● **WRITTEN REQUEST**: Repeat all of the material below exactly as written, images excluded.

*-*-*

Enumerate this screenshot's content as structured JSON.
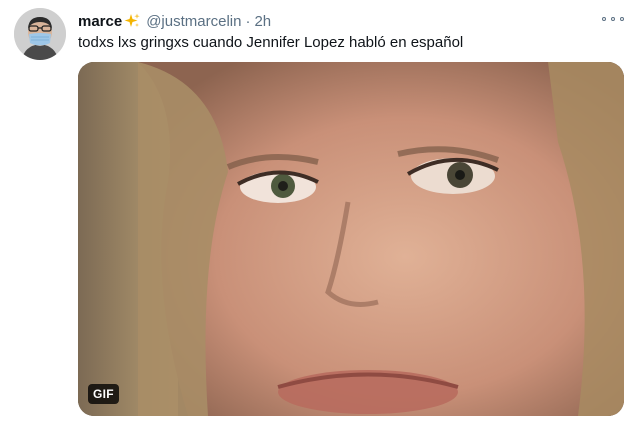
{
  "tweet": {
    "author_name": "marce",
    "handle": "@justmarcelin",
    "separator": "·",
    "time": "2h",
    "text": "todxs lxs gringxs cuando Jennifer Lopez habló en español",
    "media_badge": "GIF",
    "avatar_icon": "user-avatar-with-mask",
    "name_emoji_icon": "sparkles-icon",
    "more_icon": "more-options-icon"
  },
  "colors": {
    "text_primary": "#0f1419",
    "text_secondary": "#5b7083",
    "sparkle": "#f4b400",
    "badge_bg": "#000000"
  }
}
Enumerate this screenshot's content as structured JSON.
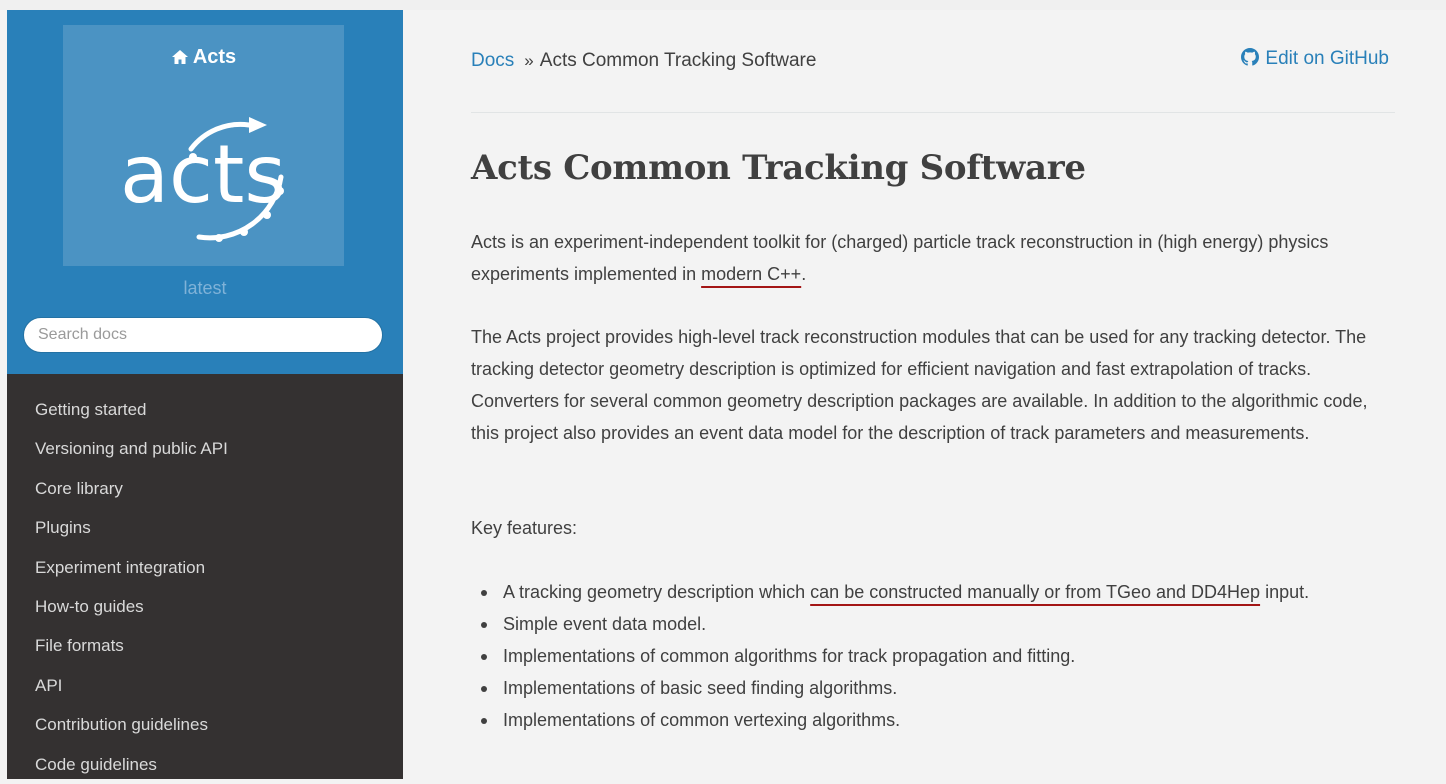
{
  "sidebar": {
    "home_label": "Acts",
    "logo_text": "acts",
    "version": "latest",
    "search_placeholder": "Search docs",
    "nav": [
      "Getting started",
      "Versioning and public API",
      "Core library",
      "Plugins",
      "Experiment integration",
      "How-to guides",
      "File formats",
      "API",
      "Contribution guidelines",
      "Code guidelines"
    ]
  },
  "breadcrumb": {
    "docs_label": "Docs",
    "separator": "»",
    "current": "Acts Common Tracking Software"
  },
  "edit_link": "Edit on GitHub",
  "title": "Acts Common Tracking Software",
  "intro": {
    "before": "Acts is an experiment-independent toolkit for (charged) particle track reconstruction in (high energy) physics experiments implemented in",
    "underlined": "modern C++",
    "after": "."
  },
  "paragraph2": "The Acts project provides high-level track reconstruction modules that can be used for any tracking detector. The tracking detector geometry description is optimized for efficient navigation and fast extrapolation of tracks. Converters for several common geometry description packages are available. In addition to the algorithmic code, this project also provides an event data model for the description of track parameters and measurements.",
  "key_features_label": "Key features:",
  "features": {
    "first_before": "A tracking geometry description which",
    "first_underlined": "can be constructed manually or from TGeo and DD4Hep",
    "first_after": "input.",
    "items": [
      "Simple event data model.",
      "Implementations of common algorithms for track propagation and fitting.",
      "Implementations of basic seed finding algorithms.",
      "Implementations of common vertexing algorithms."
    ]
  },
  "colors": {
    "sidebar_header": "#2980b9",
    "sidebar_body": "#343131",
    "link": "#2980b9",
    "text": "#404040",
    "annotation_underline": "#a31515"
  }
}
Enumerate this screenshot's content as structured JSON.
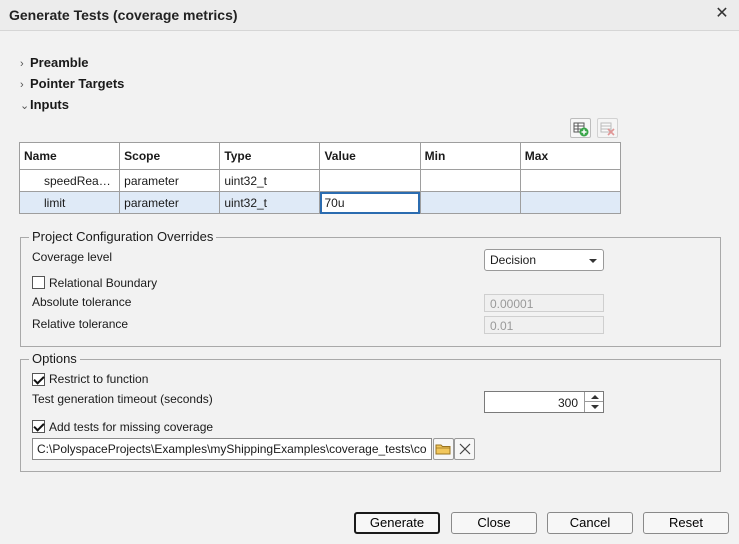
{
  "window": {
    "title": "Generate Tests (coverage metrics)",
    "close_glyph": "✕"
  },
  "sections": {
    "preamble": {
      "label": "Preamble",
      "expanded": false
    },
    "pointer_targets": {
      "label": "Pointer Targets",
      "expanded": false
    },
    "inputs": {
      "label": "Inputs",
      "expanded": true
    }
  },
  "toolbar": {
    "add_icon": "add-row-icon",
    "remove_icon": "remove-row-icon"
  },
  "inputs_table": {
    "columns": [
      "Name",
      "Scope",
      "Type",
      "Value",
      "Min",
      "Max"
    ],
    "rows": [
      {
        "name": "speedReadi...",
        "scope": "parameter",
        "type": "uint32_t",
        "value": "",
        "min": "",
        "max": ""
      },
      {
        "name": "limit",
        "scope": "parameter",
        "type": "uint32_t",
        "value": "70u",
        "min": "",
        "max": ""
      }
    ]
  },
  "config": {
    "legend": "Project Configuration Overrides",
    "coverage_level_label": "Coverage level",
    "coverage_level_value": "Decision",
    "relational_boundary_label": "Relational Boundary",
    "relational_boundary_checked": false,
    "absolute_tolerance_label": "Absolute tolerance",
    "absolute_tolerance_value": "0.00001",
    "relative_tolerance_label": "Relative tolerance",
    "relative_tolerance_value": "0.01"
  },
  "options": {
    "legend": "Options",
    "restrict_label": "Restrict to function",
    "restrict_checked": true,
    "timeout_label": "Test generation timeout (seconds)",
    "timeout_value": "300",
    "add_tests_label": "Add tests for missing coverage",
    "add_tests_checked": true,
    "path_value": "C:\\PolyspaceProjects\\Examples\\myShippingExamples\\coverage_tests\\co"
  },
  "buttons": {
    "generate": "Generate",
    "close": "Close",
    "cancel": "Cancel",
    "reset": "Reset"
  },
  "colors": {
    "selected_row": "#dfeaf7",
    "accent": "#2b6cb0",
    "background": "#f2f2f2"
  }
}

*-*-*

● **ANSWER FOR THIS EXERCISE**:
Enumerate this screenshot's content as structured JSON.
{
  "tweet": {
    "author_name": "marce",
    "handle": "@justmarcelin",
    "separator": "·",
    "time": "2h",
    "text": "todxs lxs gringxs cuando Jennifer Lopez habló en español",
    "media_badge": "GIF",
    "avatar_icon": "user-avatar-with-mask",
    "name_emoji_icon": "sparkles-icon",
    "more_icon": "more-options-icon"
  },
  "colors": {
    "text_primary": "#0f1419",
    "text_secondary": "#5b7083",
    "sparkle": "#f4b400",
    "badge_bg": "#000000"
  }
}
Enumerate this screenshot's content as structured JSON.
{
  "sidebar": {
    "home_label": "Acts",
    "logo_text": "acts",
    "version": "latest",
    "search_placeholder": "Search docs",
    "nav": [
      "Getting started",
      "Versioning and public API",
      "Core library",
      "Plugins",
      "Experiment integration",
      "How-to guides",
      "File formats",
      "API",
      "Contribution guidelines",
      "Code guidelines"
    ]
  },
  "breadcrumb": {
    "docs_label": "Docs",
    "separator": "»",
    "current": "Acts Common Tracking Software"
  },
  "edit_link": "Edit on GitHub",
  "title": "Acts Common Tracking Software",
  "intro": {
    "before": "Acts is an experiment-independent toolkit for (charged) particle track reconstruction in (high energy) physics experiments implemented in",
    "underlined": "modern C++",
    "after": "."
  },
  "paragraph2": "The Acts project provides high-level track reconstruction modules that can be used for any tracking detector. The tracking detector geometry description is optimized for efficient navigation and fast extrapolation of tracks. Converters for several common geometry description packages are available. In addition to the algorithmic code, this project also provides an event data model for the description of track parameters and measurements.",
  "key_features_label": "Key features:",
  "features": {
    "first_before": "A tracking geometry description which",
    "first_underlined": "can be constructed manually or from TGeo and DD4Hep",
    "first_after": "input.",
    "items": [
      "Simple event data model.",
      "Implementations of common algorithms for track propagation and fitting.",
      "Implementations of basic seed finding algorithms.",
      "Implementations of common vertexing algorithms."
    ]
  },
  "colors": {
    "sidebar_header": "#2980b9",
    "sidebar_body": "#343131",
    "link": "#2980b9",
    "text": "#404040",
    "annotation_underline": "#a31515"
  }
}
Enumerate this screenshot's content as structured JSON.
{
  "window": {
    "title": "Generate Tests (coverage metrics)",
    "close_glyph": "✕"
  },
  "sections": {
    "preamble": {
      "label": "Preamble",
      "expanded": false
    },
    "pointer_targets": {
      "label": "Pointer Targets",
      "expanded": false
    },
    "inputs": {
      "label": "Inputs",
      "expanded": true
    }
  },
  "toolbar": {
    "add_icon": "add-row-icon",
    "remove_icon": "remove-row-icon"
  },
  "inputs_table": {
    "columns": [
      "Name",
      "Scope",
      "Type",
      "Value",
      "Min",
      "Max"
    ],
    "rows": [
      {
        "name": "speedReadi...",
        "scope": "parameter",
        "type": "uint32_t",
        "value": "",
        "min": "",
        "max": ""
      },
      {
        "name": "limit",
        "scope": "parameter",
        "type": "uint32_t",
        "value": "70u",
        "min": "",
        "max": ""
      }
    ]
  },
  "config": {
    "legend": "Project Configuration Overrides",
    "coverage_level_label": "Coverage level",
    "coverage_level_value": "Decision",
    "relational_boundary_label": "Relational Boundary",
    "relational_boundary_checked": false,
    "absolute_tolerance_label": "Absolute tolerance",
    "absolute_tolerance_value": "0.00001",
    "relative_tolerance_label": "Relative tolerance",
    "relative_tolerance_value": "0.01"
  },
  "options": {
    "legend": "Options",
    "restrict_label": "Restrict to function",
    "restrict_checked": true,
    "timeout_label": "Test generation timeout (seconds)",
    "timeout_value": "300",
    "add_tests_label": "Add tests for missing coverage",
    "add_tests_checked": true,
    "path_value": "C:\\PolyspaceProjects\\Examples\\myShippingExamples\\coverage_tests\\co"
  },
  "buttons": {
    "generate": "Generate",
    "close": "Close",
    "cancel": "Cancel",
    "reset": "Reset"
  },
  "colors": {
    "selected_row": "#dfeaf7",
    "accent": "#2b6cb0",
    "background": "#f2f2f2"
  }
}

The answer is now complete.